> AIM OF THE TASK
Give only the number of lines in the data that contain the word "JSON".

> DATA TO PROCESS

-- begin --

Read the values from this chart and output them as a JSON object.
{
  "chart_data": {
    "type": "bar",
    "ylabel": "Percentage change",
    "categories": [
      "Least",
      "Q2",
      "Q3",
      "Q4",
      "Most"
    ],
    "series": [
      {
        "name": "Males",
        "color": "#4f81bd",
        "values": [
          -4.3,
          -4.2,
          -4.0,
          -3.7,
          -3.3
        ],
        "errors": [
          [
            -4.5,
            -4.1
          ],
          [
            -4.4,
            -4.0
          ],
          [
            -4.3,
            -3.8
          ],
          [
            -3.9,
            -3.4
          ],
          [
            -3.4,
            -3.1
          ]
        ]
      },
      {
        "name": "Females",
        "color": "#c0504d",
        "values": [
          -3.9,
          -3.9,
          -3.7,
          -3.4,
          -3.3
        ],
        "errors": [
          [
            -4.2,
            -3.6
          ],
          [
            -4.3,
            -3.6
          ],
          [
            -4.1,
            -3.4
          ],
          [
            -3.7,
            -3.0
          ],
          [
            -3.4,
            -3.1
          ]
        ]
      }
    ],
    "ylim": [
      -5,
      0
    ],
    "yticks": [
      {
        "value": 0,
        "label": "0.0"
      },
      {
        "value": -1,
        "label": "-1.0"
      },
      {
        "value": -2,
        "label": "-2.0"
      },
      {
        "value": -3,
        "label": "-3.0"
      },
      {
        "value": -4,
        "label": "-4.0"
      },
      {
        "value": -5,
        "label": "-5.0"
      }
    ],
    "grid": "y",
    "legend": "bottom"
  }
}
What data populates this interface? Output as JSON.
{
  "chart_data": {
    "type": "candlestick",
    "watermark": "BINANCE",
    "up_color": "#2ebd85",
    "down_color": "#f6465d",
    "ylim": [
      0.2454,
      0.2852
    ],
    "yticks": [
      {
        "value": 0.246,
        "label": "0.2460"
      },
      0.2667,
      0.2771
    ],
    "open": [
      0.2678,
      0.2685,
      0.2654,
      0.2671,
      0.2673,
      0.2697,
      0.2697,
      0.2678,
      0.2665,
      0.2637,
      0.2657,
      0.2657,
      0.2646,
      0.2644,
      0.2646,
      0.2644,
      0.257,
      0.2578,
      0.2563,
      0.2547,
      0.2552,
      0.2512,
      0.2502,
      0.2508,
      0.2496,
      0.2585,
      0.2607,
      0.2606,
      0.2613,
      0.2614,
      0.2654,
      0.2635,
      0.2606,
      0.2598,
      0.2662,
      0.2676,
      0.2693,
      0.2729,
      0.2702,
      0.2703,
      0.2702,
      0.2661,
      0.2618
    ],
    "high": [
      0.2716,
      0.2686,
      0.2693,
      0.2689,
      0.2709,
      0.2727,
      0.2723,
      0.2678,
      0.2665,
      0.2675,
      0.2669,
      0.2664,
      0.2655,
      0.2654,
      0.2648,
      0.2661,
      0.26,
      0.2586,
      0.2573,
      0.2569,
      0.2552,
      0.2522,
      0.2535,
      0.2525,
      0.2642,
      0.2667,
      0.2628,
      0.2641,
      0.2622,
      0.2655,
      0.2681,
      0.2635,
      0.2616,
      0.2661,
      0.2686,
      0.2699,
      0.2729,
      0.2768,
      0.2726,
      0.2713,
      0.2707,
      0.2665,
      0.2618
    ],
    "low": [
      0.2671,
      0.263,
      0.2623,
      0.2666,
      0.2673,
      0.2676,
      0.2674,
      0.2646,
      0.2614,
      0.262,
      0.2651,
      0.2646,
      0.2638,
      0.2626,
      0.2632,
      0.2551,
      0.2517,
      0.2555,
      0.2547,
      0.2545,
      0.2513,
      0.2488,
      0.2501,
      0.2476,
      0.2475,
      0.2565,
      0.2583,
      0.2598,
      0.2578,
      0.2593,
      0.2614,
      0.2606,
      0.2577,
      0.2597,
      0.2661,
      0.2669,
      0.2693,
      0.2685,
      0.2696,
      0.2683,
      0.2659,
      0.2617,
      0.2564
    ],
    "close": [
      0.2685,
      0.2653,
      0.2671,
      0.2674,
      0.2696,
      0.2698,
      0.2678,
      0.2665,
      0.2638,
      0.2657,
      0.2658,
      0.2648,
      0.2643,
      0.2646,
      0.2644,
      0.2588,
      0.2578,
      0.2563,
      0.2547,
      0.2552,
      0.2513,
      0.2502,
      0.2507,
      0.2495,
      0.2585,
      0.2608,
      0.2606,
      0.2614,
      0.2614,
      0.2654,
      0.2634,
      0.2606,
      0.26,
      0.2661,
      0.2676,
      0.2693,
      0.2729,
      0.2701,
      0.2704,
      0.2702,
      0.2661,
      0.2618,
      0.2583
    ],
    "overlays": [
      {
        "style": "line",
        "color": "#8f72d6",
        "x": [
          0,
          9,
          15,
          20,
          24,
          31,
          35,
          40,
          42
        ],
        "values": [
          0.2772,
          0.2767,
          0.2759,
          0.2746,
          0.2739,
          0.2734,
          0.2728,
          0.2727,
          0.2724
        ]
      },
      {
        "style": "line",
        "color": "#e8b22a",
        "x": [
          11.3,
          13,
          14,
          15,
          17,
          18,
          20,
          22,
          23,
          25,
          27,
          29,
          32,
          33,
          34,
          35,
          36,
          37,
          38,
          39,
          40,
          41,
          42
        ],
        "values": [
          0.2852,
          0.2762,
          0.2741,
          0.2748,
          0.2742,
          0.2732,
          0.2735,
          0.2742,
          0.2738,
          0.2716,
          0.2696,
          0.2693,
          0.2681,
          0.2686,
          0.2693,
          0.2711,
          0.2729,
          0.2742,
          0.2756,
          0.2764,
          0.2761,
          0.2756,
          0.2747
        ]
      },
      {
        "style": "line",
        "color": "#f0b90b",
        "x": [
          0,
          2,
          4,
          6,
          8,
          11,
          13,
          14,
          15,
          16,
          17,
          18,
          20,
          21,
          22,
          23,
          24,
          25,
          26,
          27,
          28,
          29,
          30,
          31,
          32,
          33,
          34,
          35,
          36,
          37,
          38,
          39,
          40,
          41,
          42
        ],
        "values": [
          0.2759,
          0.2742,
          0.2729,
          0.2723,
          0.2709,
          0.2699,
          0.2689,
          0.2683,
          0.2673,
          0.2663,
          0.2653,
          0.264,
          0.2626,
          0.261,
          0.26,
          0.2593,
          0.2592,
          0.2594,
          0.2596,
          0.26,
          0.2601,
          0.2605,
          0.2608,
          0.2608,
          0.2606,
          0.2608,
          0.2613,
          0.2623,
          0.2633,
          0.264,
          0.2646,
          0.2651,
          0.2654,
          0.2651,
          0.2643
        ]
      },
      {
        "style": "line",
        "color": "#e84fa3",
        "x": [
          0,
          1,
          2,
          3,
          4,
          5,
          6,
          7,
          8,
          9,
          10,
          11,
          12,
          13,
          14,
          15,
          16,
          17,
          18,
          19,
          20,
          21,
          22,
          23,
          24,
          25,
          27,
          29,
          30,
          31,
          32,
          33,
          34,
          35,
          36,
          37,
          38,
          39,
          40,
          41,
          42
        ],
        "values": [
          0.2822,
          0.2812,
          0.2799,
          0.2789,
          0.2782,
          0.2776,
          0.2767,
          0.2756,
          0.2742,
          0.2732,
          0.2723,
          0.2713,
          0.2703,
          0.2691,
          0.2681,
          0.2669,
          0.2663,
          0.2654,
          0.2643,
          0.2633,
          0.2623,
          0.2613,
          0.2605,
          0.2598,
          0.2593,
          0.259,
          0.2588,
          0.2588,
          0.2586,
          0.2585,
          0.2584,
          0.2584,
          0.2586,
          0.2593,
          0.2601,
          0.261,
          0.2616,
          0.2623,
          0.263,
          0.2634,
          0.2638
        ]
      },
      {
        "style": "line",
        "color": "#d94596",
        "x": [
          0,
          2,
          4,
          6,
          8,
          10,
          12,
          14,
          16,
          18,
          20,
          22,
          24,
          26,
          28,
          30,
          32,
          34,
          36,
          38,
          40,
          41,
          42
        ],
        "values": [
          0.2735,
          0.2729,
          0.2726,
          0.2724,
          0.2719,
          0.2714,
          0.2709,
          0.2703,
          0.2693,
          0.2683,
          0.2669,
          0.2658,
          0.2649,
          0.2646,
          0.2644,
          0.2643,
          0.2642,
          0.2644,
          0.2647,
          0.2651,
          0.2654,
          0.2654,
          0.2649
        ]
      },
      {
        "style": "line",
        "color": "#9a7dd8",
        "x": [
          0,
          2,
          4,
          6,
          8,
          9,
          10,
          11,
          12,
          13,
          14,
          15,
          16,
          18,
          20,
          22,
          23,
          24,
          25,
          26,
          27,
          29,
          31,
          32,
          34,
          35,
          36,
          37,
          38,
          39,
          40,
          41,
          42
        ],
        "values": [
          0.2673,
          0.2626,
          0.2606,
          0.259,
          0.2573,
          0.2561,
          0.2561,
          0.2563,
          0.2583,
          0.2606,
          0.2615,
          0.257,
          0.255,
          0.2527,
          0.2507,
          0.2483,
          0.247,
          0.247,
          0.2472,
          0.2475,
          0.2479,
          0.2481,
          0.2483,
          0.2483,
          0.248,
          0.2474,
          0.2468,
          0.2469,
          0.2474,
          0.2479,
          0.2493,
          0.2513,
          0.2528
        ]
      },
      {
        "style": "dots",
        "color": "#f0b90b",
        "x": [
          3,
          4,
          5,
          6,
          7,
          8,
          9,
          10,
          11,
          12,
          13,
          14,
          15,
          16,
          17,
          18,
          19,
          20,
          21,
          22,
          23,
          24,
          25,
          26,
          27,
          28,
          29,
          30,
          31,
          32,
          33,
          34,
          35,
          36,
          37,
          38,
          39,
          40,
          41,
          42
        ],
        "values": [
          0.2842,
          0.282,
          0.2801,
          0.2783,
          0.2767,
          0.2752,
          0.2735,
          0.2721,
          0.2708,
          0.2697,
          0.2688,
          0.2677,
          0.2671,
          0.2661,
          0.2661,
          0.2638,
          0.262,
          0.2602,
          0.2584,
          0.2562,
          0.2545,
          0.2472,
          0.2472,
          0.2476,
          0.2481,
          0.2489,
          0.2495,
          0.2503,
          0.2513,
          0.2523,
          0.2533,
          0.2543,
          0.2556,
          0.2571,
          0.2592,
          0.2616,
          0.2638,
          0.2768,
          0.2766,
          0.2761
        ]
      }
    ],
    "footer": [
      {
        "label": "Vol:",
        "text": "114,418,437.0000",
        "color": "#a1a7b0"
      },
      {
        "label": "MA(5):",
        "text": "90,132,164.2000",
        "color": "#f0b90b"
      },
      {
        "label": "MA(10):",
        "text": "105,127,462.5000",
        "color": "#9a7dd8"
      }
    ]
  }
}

-- end --

> SOLUTION TO THE PROBLEM
2